WORK INSTRUCTIONS: The entries below should be given again exactly, minus their pictures.

STORED RECORDS:
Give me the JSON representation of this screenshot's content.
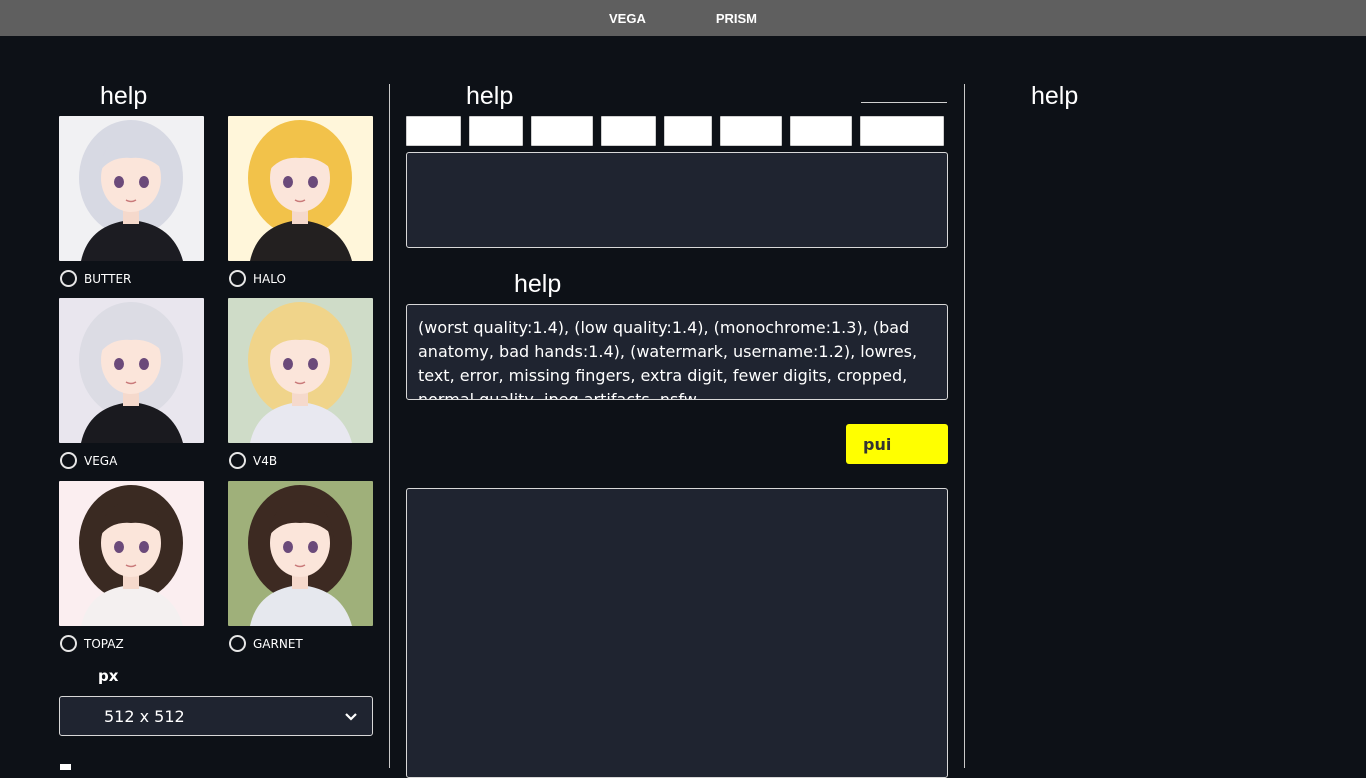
{
  "topbar": {
    "nav": [
      "VEGA",
      "PRISM"
    ]
  },
  "left": {
    "heading": "help",
    "models": [
      {
        "name": "BUTTER",
        "selected": false,
        "hair": "#d7d9e3",
        "bg": "#f1f1f3",
        "dress": "#1c1c22"
      },
      {
        "name": "HALO",
        "selected": false,
        "hair": "#f2c24a",
        "bg": "#fff6da",
        "dress": "#232020"
      },
      {
        "name": "VEGA",
        "selected": false,
        "hair": "#dcdce4",
        "bg": "#e9e6ee",
        "dress": "#1a1a1f"
      },
      {
        "name": "V4B",
        "selected": false,
        "hair": "#f0d48a",
        "bg": "#cfdcc8",
        "dress": "#e8e8f0"
      },
      {
        "name": "TOPAZ",
        "selected": false,
        "hair": "#3a2a22",
        "bg": "#fbeef0",
        "dress": "#f4f0f0"
      },
      {
        "name": "GARNET",
        "selected": false,
        "hair": "#3d2a22",
        "bg": "#9fb07a",
        "dress": "#e6e8ee"
      }
    ],
    "size_label": "px",
    "size_value": "512 x 512"
  },
  "middle": {
    "heading": "help",
    "prompt_text": "",
    "negative_heading": "help",
    "negative_text": "(worst quality:1.4), (low quality:1.4), (monochrome:1.3), (bad anatomy, bad hands:1.4), (watermark, username:1.2), lowres, text, error, missing fingers, extra digit, fewer digits, cropped, normal quality, jpeg artifacts, nsfw",
    "generate_label": "pui"
  },
  "right": {
    "heading": "help"
  },
  "colors": {
    "accent": "#ffff00",
    "panel": "#1f2430",
    "background": "#0d1117",
    "topbar": "#5f5f5f"
  }
}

EXPECTED OUTPUT:
Give me the JSON representation of this screenshot's content.
{
  "topbar": {
    "nav": [
      "VEGA",
      "PRISM"
    ]
  },
  "left": {
    "heading": "help",
    "models": [
      {
        "name": "BUTTER",
        "selected": false,
        "hair": "#d7d9e3",
        "bg": "#f1f1f3",
        "dress": "#1c1c22"
      },
      {
        "name": "HALO",
        "selected": false,
        "hair": "#f2c24a",
        "bg": "#fff6da",
        "dress": "#232020"
      },
      {
        "name": "VEGA",
        "selected": false,
        "hair": "#dcdce4",
        "bg": "#e9e6ee",
        "dress": "#1a1a1f"
      },
      {
        "name": "V4B",
        "selected": false,
        "hair": "#f0d48a",
        "bg": "#cfdcc8",
        "dress": "#e8e8f0"
      },
      {
        "name": "TOPAZ",
        "selected": false,
        "hair": "#3a2a22",
        "bg": "#fbeef0",
        "dress": "#f4f0f0"
      },
      {
        "name": "GARNET",
        "selected": false,
        "hair": "#3d2a22",
        "bg": "#9fb07a",
        "dress": "#e6e8ee"
      }
    ],
    "size_label": "px",
    "size_value": "512 x 512"
  },
  "middle": {
    "heading": "help",
    "prompt_text": "",
    "negative_heading": "help",
    "negative_text": "(worst quality:1.4), (low quality:1.4), (monochrome:1.3), (bad anatomy, bad hands:1.4), (watermark, username:1.2), lowres, text, error, missing fingers, extra digit, fewer digits, cropped, normal quality, jpeg artifacts, nsfw",
    "generate_label": "pui"
  },
  "right": {
    "heading": "help"
  },
  "colors": {
    "accent": "#ffff00",
    "panel": "#1f2430",
    "background": "#0d1117",
    "topbar": "#5f5f5f"
  }
}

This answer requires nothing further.